• **Exercise**
Copy every line of the entries that includes the word "America".

• **Supplied information**
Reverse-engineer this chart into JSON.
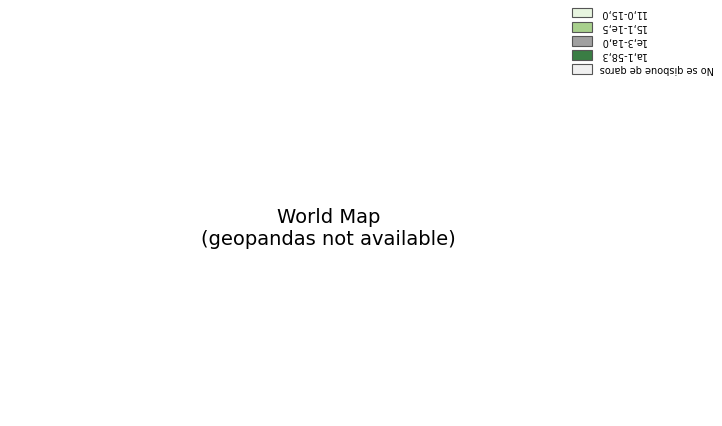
{
  "title": "",
  "legend_labels": [
    "11,0-15,0",
    "15,1-1e,5",
    "1e,3-1a,0",
    "1a,1-58,3",
    "No se qisboue qe qaros"
  ],
  "legend_colors": [
    "#e8f5e0",
    "#a8d08d",
    "#a0a0a0",
    "#3a7d44",
    "#f0f0f0"
  ],
  "legend_title": "",
  "background_color": "#ffffff",
  "edge_color": "#555555",
  "edge_width": 0.4,
  "figsize": [
    7.22,
    4.26
  ],
  "dpi": 100,
  "color_map": {
    "Africa": "#a8d08d",
    "South America": "#a8d08d",
    "North America": "#a8d08d",
    "Europe": "#3a7d44",
    "Asia": "#a0a0a0",
    "Oceania": "#e8f5e0",
    "default": "#f0f0f0"
  }
}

• **Exercise result**
    "South America": "#a8d08d",
    "North America": "#a8d08d",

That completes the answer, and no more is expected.